BEGIN AVAILABLE RECORDS

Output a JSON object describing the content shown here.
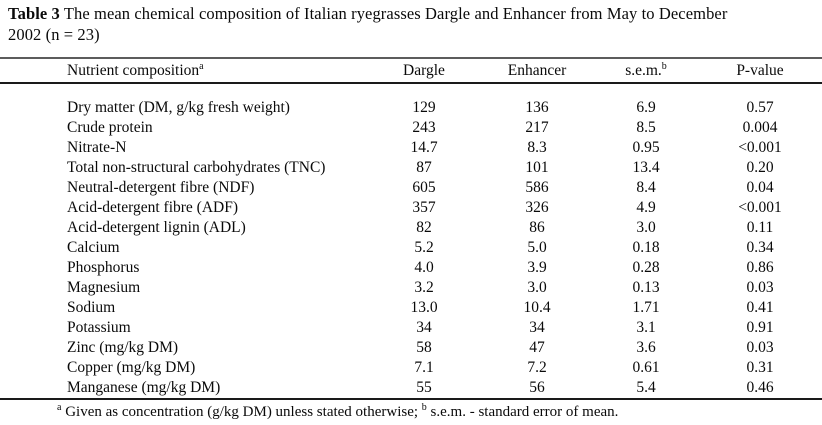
{
  "caption": {
    "label": "Table 3",
    "line1": "The mean chemical composition of Italian ryegrasses Dargle and Enhancer from May to December",
    "line2": "2002 (n = 23)"
  },
  "table": {
    "columns": [
      {
        "label": "Nutrient composition",
        "sup": "a"
      },
      {
        "label": "Dargle"
      },
      {
        "label": "Enhancer"
      },
      {
        "label": "s.e.m.",
        "sup": "b"
      },
      {
        "label": "P-value"
      }
    ],
    "rows": [
      {
        "nutrient": "Dry matter (DM, g/kg fresh weight)",
        "dargle": "129",
        "enhancer": "136",
        "sem": "6.9",
        "p_value": "0.57"
      },
      {
        "nutrient": "Crude protein",
        "dargle": "243",
        "enhancer": "217",
        "sem": "8.5",
        "p_value": "0.004"
      },
      {
        "nutrient": "Nitrate-N",
        "dargle": "14.7",
        "enhancer": "8.3",
        "sem": "0.95",
        "p_value": "<0.001"
      },
      {
        "nutrient": "Total non-structural carbohydrates (TNC)",
        "dargle": "87",
        "enhancer": "101",
        "sem": "13.4",
        "p_value": "0.20"
      },
      {
        "nutrient": "Neutral-detergent fibre (NDF)",
        "dargle": "605",
        "enhancer": "586",
        "sem": "8.4",
        "p_value": "0.04"
      },
      {
        "nutrient": "Acid-detergent fibre (ADF)",
        "dargle": "357",
        "enhancer": "326",
        "sem": "4.9",
        "p_value": "<0.001"
      },
      {
        "nutrient": "Acid-detergent lignin (ADL)",
        "dargle": "82",
        "enhancer": "86",
        "sem": "3.0",
        "p_value": "0.11"
      },
      {
        "nutrient": "Calcium",
        "dargle": "5.2",
        "enhancer": "5.0",
        "sem": "0.18",
        "p_value": "0.34"
      },
      {
        "nutrient": "Phosphorus",
        "dargle": "4.0",
        "enhancer": "3.9",
        "sem": "0.28",
        "p_value": "0.86"
      },
      {
        "nutrient": "Magnesium",
        "dargle": "3.2",
        "enhancer": "3.0",
        "sem": "0.13",
        "p_value": "0.03"
      },
      {
        "nutrient": "Sodium",
        "dargle": "13.0",
        "enhancer": "10.4",
        "sem": "1.71",
        "p_value": "0.41"
      },
      {
        "nutrient": "Potassium",
        "dargle": "34",
        "enhancer": "34",
        "sem": "3.1",
        "p_value": "0.91"
      },
      {
        "nutrient": "Zinc (mg/kg DM)",
        "dargle": "58",
        "enhancer": "47",
        "sem": "3.6",
        "p_value": "0.03"
      },
      {
        "nutrient": "Copper (mg/kg DM)",
        "dargle": "7.1",
        "enhancer": "7.2",
        "sem": "0.61",
        "p_value": "0.31"
      },
      {
        "nutrient": "Manganese (mg/kg DM)",
        "dargle": "55",
        "enhancer": "56",
        "sem": "5.4",
        "p_value": "0.46"
      }
    ]
  },
  "footnote": {
    "sup_a": "a",
    "text_a": " Given as concentration (g/kg DM) unless stated otherwise; ",
    "sup_b": "b",
    "text_b": " s.e.m. - standard error of mean."
  }
}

END AVAILABLE RECORDS

◆ TASK GOAL
Your response should be each line that includes the word "mean", copied from the records.

◆ SOLUTION
    "line1": "The mean chemical composition of Italian ryegrasses Dargle and Enhancer from May to December",
    "text_b": " s.e.m. - standard error of mean."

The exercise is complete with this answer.